### REQUIRED TASK
Copy out every line that contains the word "relative".
[BEGIN]
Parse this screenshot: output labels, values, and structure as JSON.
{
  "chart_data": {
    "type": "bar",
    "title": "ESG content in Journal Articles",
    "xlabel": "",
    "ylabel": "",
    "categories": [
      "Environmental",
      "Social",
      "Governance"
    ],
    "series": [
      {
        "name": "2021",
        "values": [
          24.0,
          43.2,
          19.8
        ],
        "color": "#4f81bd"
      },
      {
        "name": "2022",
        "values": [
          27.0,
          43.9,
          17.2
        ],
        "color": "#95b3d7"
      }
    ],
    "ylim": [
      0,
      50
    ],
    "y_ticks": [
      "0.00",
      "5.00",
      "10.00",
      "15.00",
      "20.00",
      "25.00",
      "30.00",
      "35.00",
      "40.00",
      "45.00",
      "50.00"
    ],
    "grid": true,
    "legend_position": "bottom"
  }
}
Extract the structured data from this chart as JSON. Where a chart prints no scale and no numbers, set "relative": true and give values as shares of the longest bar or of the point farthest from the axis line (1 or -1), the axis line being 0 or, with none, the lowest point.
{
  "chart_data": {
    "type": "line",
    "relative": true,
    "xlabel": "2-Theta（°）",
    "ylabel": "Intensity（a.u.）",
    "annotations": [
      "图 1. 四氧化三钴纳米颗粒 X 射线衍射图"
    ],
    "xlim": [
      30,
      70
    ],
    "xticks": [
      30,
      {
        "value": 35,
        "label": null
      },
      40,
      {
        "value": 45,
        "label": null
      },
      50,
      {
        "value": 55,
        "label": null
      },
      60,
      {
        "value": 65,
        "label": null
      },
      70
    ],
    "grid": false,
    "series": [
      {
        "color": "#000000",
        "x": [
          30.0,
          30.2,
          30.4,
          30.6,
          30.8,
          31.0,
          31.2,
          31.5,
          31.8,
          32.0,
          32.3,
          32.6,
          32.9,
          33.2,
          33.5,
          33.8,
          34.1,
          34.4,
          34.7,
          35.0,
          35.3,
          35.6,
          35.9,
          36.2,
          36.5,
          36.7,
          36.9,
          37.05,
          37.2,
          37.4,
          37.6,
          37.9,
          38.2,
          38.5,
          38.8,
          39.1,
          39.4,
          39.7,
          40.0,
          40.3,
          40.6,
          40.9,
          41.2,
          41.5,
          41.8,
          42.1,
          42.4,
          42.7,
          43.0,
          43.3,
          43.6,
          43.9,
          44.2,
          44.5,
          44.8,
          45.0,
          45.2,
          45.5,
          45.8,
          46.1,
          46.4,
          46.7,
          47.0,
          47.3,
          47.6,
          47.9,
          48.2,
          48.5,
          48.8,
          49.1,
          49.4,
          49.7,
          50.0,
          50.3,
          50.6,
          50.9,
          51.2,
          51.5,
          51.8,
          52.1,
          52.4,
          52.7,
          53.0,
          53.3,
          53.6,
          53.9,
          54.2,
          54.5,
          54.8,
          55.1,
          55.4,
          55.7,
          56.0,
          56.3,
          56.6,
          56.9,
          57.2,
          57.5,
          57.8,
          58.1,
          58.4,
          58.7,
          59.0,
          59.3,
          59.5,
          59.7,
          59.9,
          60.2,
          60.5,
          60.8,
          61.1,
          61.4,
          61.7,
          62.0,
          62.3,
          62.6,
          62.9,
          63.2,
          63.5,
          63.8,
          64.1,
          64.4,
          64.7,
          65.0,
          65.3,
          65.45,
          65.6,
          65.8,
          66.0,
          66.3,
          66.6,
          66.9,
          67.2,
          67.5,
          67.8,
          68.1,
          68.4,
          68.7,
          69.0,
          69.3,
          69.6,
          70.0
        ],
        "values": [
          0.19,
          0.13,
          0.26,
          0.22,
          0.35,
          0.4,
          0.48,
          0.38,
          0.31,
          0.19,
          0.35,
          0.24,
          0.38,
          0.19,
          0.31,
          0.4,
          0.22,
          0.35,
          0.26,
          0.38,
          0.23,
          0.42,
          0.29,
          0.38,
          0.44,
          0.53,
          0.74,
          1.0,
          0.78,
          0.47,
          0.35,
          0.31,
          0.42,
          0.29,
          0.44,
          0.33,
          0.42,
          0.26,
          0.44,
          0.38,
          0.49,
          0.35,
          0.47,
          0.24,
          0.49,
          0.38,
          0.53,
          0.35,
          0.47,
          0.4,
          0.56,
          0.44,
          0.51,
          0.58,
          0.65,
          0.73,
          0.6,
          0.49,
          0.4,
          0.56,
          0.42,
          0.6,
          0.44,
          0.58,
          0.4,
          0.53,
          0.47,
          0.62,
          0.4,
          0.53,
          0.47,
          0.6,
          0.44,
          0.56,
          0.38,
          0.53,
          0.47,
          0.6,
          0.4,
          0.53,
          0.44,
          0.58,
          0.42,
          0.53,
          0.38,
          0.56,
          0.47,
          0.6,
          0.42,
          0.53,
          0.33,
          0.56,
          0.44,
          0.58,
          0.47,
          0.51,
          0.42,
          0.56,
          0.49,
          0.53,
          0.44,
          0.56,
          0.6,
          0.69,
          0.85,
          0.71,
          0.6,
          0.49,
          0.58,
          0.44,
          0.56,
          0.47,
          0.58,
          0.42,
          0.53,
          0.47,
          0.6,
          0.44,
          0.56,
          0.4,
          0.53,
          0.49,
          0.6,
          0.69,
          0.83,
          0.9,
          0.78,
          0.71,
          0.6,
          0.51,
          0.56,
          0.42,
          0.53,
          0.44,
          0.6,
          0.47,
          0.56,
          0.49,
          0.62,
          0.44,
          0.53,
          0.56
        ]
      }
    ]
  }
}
[END]
### ANSWER IN FULL
Extract the structured data from this chart as JSON. Where a chart prints no scale and no numbers, set "relative": true and give values as shares of the longest bar or of the point farthest from the axis line (1 or -1), the axis line being 0 or, with none, the lowest point.
    "relative": true,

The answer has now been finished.